= What is expected =
Lines that hold the word "quer" should be located and copied.

[Data records]
▽
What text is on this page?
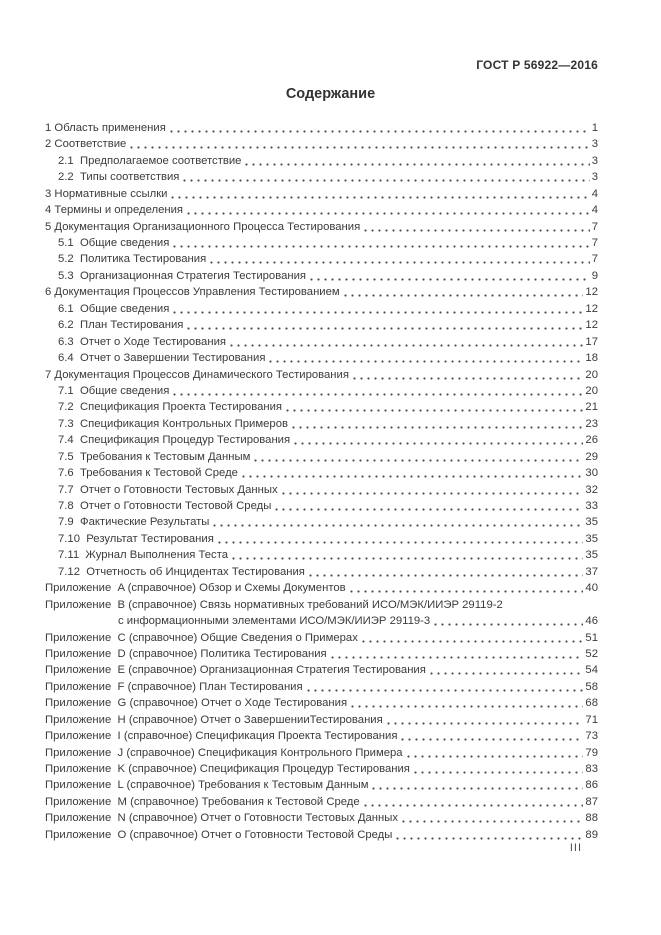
ГОСТ Р 56922—2016
Содержание
1 Область применения	1
2 Соответствие	3
2.1  Предполагаемое соответствие	3
2.2  Типы соответствия	3
3 Нормативные ссылки	4
4 Термины и определения	4
5 Документация Организационного Процесса Тестирования	7
5.1  Общие сведения	7
5.2  Политика Тестирования	7
5.3  Организационная Стратегия Тестирования	9
6 Документация Процессов Управления Тестированием	12
6.1  Общие сведения	12
6.2  План Тестирования	12
6.3  Отчет о Ходе Тестирования	17
6.4  Отчет о Завершении Тестирования	18
7 Документация Процессов Динамического Тестирования	20
7.1  Общие сведения	20
7.2  Спецификация Проекта Тестирования	21
7.3  Спецификация Контрольных Примеров	23
7.4  Спецификация Процедур Тестирования	26
7.5  Требования к Тестовым Данным	29
7.6  Требования к Тестовой Среде	30
7.7  Отчет о Готовности Тестовых Данных	32
7.8  Отчет о Готовности Тестовой Среды	33
7.9  Фактические Результаты	35
7.10  Результат Тестирования	35
7.11  Журнал Выполнения Теста	35
7.12  Отчетность об Инцидентах Тестирования	37
Приложение  A (справочное) Обзор и Схемы Документов	40
Приложение  B (справочное) Связь нормативных требований ИСО/МЭК/ИИЭР 29119-2
с информационными элементами ИСО/МЭК/ИИЭР 29119-3	46
Приложение  C (справочное) Общие Сведения о Примерах	51
Приложение  D (справочное) Политика Тестирования	52
Приложение  E (справочное) Организационная Стратегия Тестирования	54
Приложение  F (справочное) План Тестирования	58
Приложение  G (справочное) Отчет о Ходе Тестирования	68
Приложение  H (справочное) Отчет о ЗавершенииТестирования	71
Приложение  I (справочное) Спецификация Проекта Тестирования	73
Приложение  J (справочное) Спецификация Контрольного Примера	79
Приложение  K (справочное) Спецификация Процедур Тестирования	83
Приложение  L (справочное) Требования к Тестовым Данным	86
Приложение  M (справочное) Требования к Тестовой Среде	87
Приложение  N (справочное) Отчет о Готовности Тестовых Данных	88
Приложение  O (справочное) Отчет о Готовности Тестовой Среды	89
III
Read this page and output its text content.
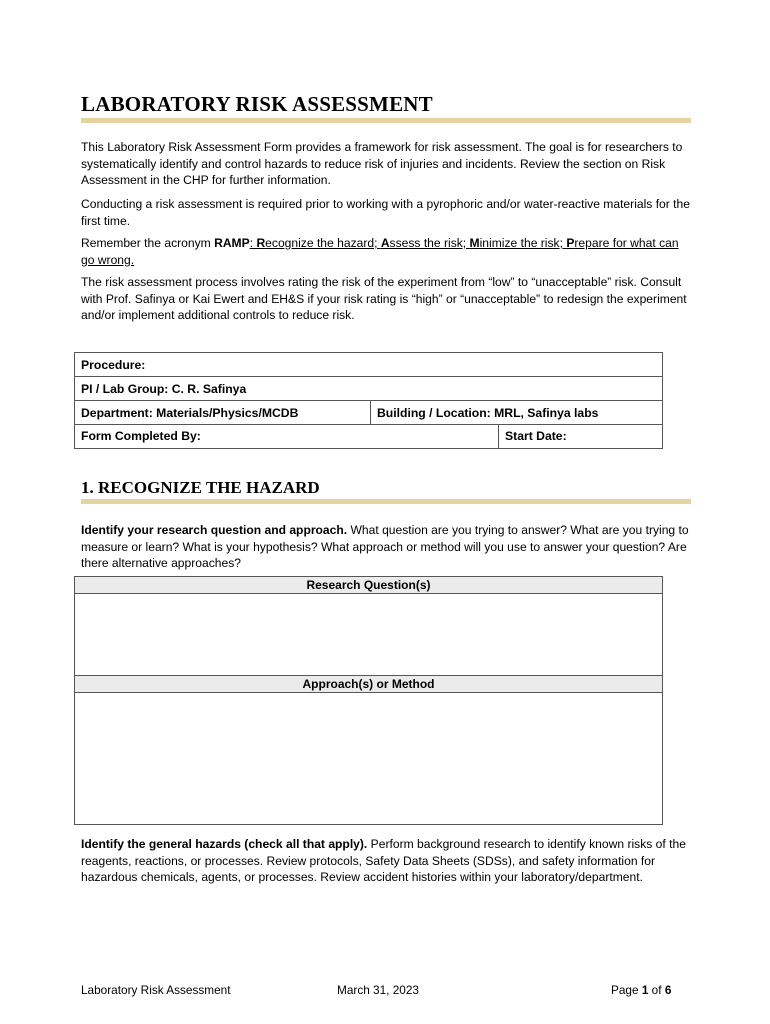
LABORATORY RISK ASSESSMENT

This Laboratory Risk Assessment Form provides a framework for risk assessment. The goal is for researchers to systematically identify and control hazards to reduce risk of injuries and incidents. Review the section on Risk Assessment in the CHP for further information.

Conducting a risk assessment is required prior to working with a pyrophoric and/or water-reactive materials for the first time.

Remember the acronym RAMP: Recognize the hazard; Assess the risk; Minimize the risk; Prepare for what can go wrong.

The risk assessment process involves rating the risk of the experiment from “low” to “unacceptable” risk. Consult with Prof. Safinya or Kai Ewert and EH&S if your risk rating is “high” or “unacceptable” to redesign the experiment and/or implement additional controls to reduce risk.

Procedure:
PI / Lab Group: C. R. Safinya
Department: Materials/Physics/MCDB	Building / Location: MRL, Safinya labs

Form Completed By:	Start Date:
1. RECOGNIZE THE HAZARD

Identify your research question and approach. What question are you trying to answer? What are you trying to measure or learn? What is your hypothesis? What approach or method will you use to answer your question? Are there alternative approaches?

Research Question(s)
Approach(s) or Method

Identify the general hazards (check all that apply). Perform background research to identify known risks of the reagents, reactions, or processes. Review protocols, Safety Data Sheets (SDSs), and safety information for hazardous chemicals, agents, or processes. Review accident histories within your laboratory/department.

Laboratory Risk Assessment	March 31, 2023	Page 1 of 6
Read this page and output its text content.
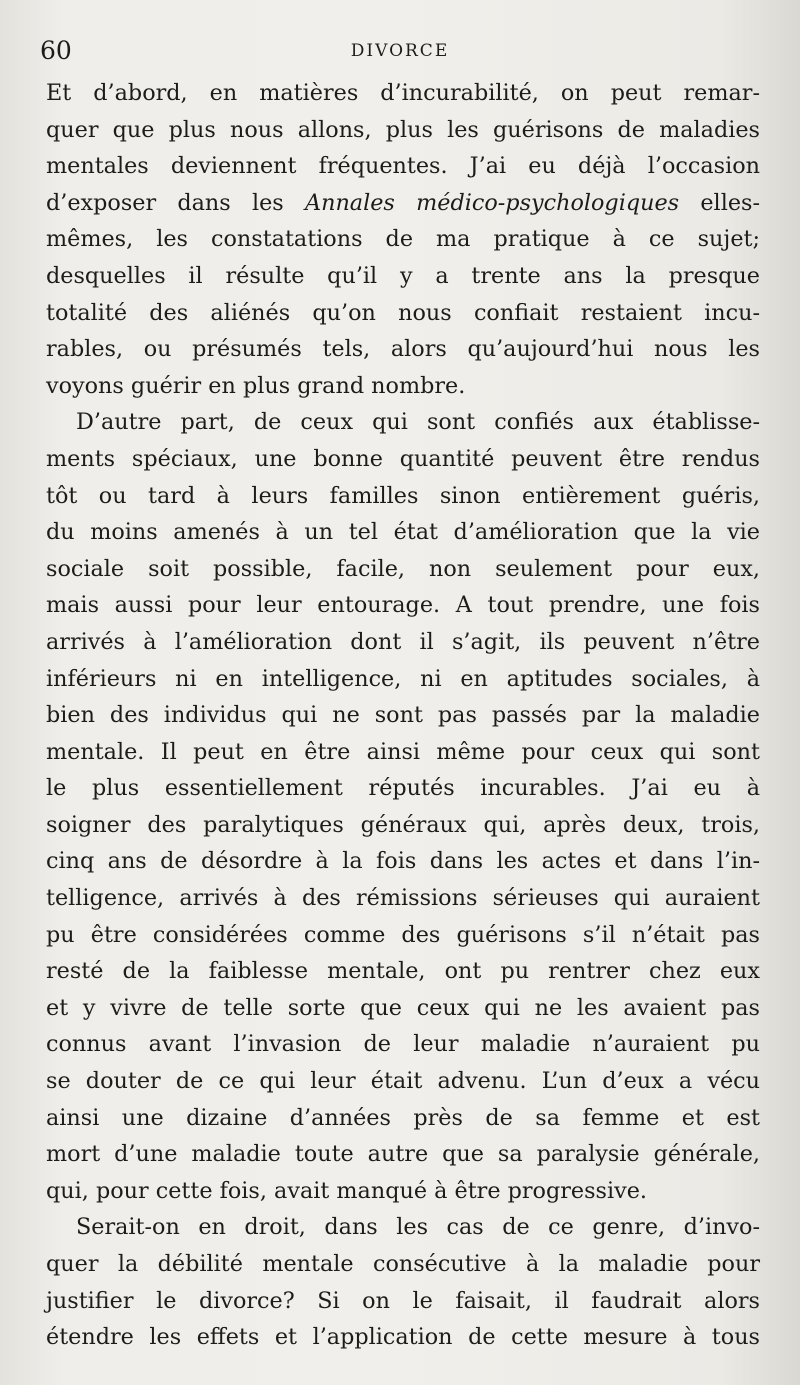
60	DIVORCE
Et d’abord, en matières d’incurabilité, on peut remar-
quer que plus nous allons, plus les guérisons de maladies
mentales deviennent fréquentes. J’ai eu déjà l’occasion
d’exposer dans les Annales médico-psychologiques elles-
mêmes, les constatations de ma pratique à ce sujet;
desquelles il résulte qu’il y a trente ans la presque
totalité des aliénés qu’on nous confiait restaient incu-
rables, ou présumés tels, alors qu’aujourd’hui nous les
voyons guérir en plus grand nombre.
D’autre part, de ceux qui sont confiés aux établisse-
ments spéciaux, une bonne quantité peuvent être rendus
tôt ou tard à leurs familles sinon entièrement guéris,
du moins amenés à un tel état d’amélioration que la vie
sociale soit possible, facile, non seulement pour eux,
mais aussi pour leur entourage. A tout prendre, une fois
arrivés à l’amélioration dont il s’agit, ils peuvent n’être
inférieurs ni en intelligence, ni en aptitudes sociales, à
bien des individus qui ne sont pas passés par la maladie
mentale. Il peut en être ainsi même pour ceux qui sont
le plus essentiellement réputés incurables. J’ai eu à
soigner des paralytiques généraux qui, après deux, trois,
cinq ans de désordre à la fois dans les actes et dans l’in-
telligence, arrivés à des rémissions sérieuses qui auraient
pu être considérées comme des guérisons s’il n’était pas
resté de la faiblesse mentale, ont pu rentrer chez eux
et y vivre de telle sorte que ceux qui ne les avaient pas
connus avant l’invasion de leur maladie n’auraient pu
se douter de ce qui leur était advenu. L’un d’eux a vécu
ainsi une dizaine d’années près de sa femme et est
mort d’une maladie toute autre que sa paralysie générale,
qui, pour cette fois, avait manqué à être progressive.
Serait-on en droit, dans les cas de ce genre, d’invo-
quer la débilité mentale consécutive à la maladie pour
justifier le divorce? Si on le faisait, il faudrait alors
étendre les effets et l’application de cette mesure à tous
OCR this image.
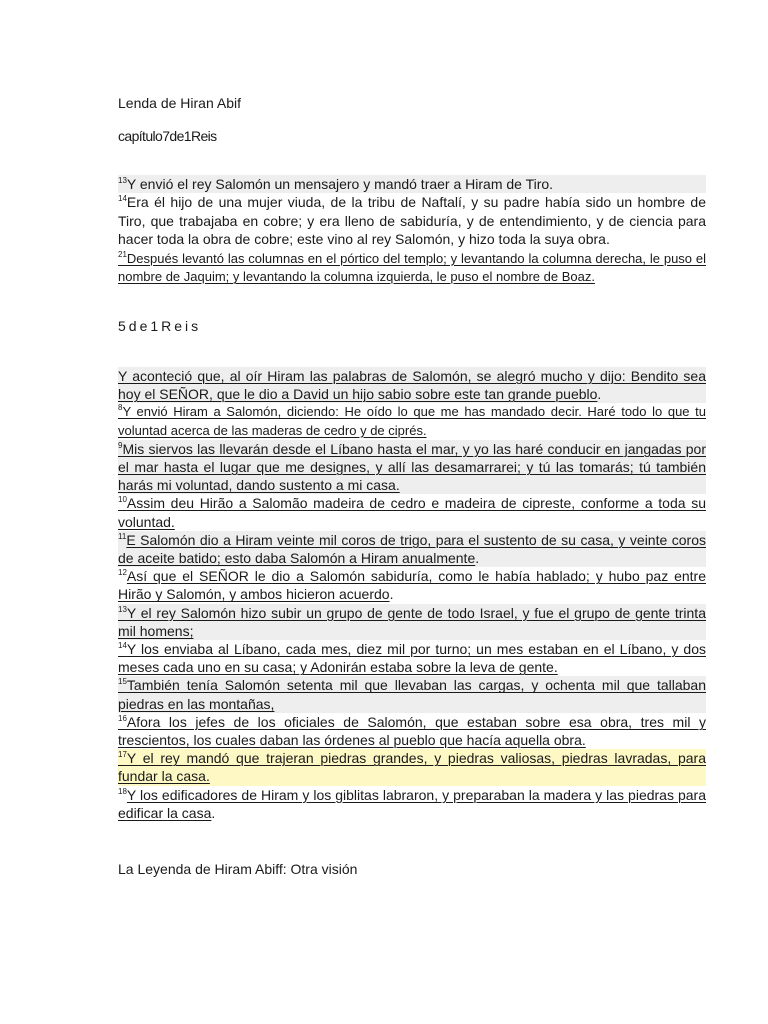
Lenda de Hiran Abif
capítulo7de1Reis

$^{13}$Y envió el rey Salomón un mensajero y mandó traer a Hiram de Tiro.

$^{14}$Era él hijo de una mujer viuda, de la tribu de Naftalí, y su padre había sido un hombre de Tiro, que trabajaba en cobre; y era lleno de sabiduría, y de entendimiento, y de ciencia para hacer toda la obra de cobre; este vino al rey Salomón, y hizo toda la suya obra.

$^{21}$Después levantó las columnas en el pórtico del templo; y levantando la columna derecha, le puso el nombre de Jaquim; y levantando la columna izquierda, le puso el nombre de Boaz.

5de1Reis

Y aconteció que, al oír Hiram las palabras de Salomón, se alegró mucho y dijo: Bendito sea hoy el SEÑOR, que le dio a David un hijo sabio sobre este tan grande pueblo.

$^8$Y envió Hiram a Salomón, diciendo: He oído lo que me has mandado decir. Haré todo lo que tu voluntad acerca de las maderas de cedro y de ciprés.

$^9$Mis siervos las llevarán desde el Líbano hasta el mar, y yo las haré conducir en jangadas por el mar hasta el lugar que me designes, y allí las desamarrarei; y tú las tomarás; tú también harás mi voluntad, dando sustento a mi casa.

$^{10}$Assim deu Hirão a Salomão madeira de cedro e madeira de cipreste, conforme a toda su voluntad.

$^{11}$E Salomón dio a Hiram veinte mil coros de trigo, para el sustento de su casa, y veinte coros de aceite batido; esto daba Salomón a Hiram anualmente.

$^{12}$Así que el SEÑOR le dio a Salomón sabiduría, como le había hablado; y hubo paz entre Hirão y Salomón, y ambos hicieron acuerdo.

$^{13}$Y el rey Salomón hizo subir un grupo de gente de todo Israel, y fue el grupo de gente trinta mil homens;

$^{14}$Y los enviaba al Líbano, cada mes, diez mil por turno; un mes estaban en el Líbano, y dos meses cada uno en su casa; y Adonirán estaba sobre la leva de gente.

$^{15}$También tenía Salomón setenta mil que llevaban las cargas, y ochenta mil que tallaban piedras en las montañas,

$^{16}$Afora los jefes de los oficiales de Salomón, que estaban sobre esa obra, tres mil y trescientos, los cuales daban las órdenes al pueblo que hacía aquella obra.

$^{17}$Y el rey mandó que trajeran piedras grandes, y piedras valiosas, piedras lavradas, para fundar la casa.

$^{18}$Y los edificadores de Hiram y los giblitas labraron, y preparaban la madera y las piedras para edificar la casa.

La Leyenda de Hiram Abiff: Otra visión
△
= Result of the exercise =
quer que plus nous allons, plus les guérisons de maladies
quer la débilité mentale consécutive à la maladie pour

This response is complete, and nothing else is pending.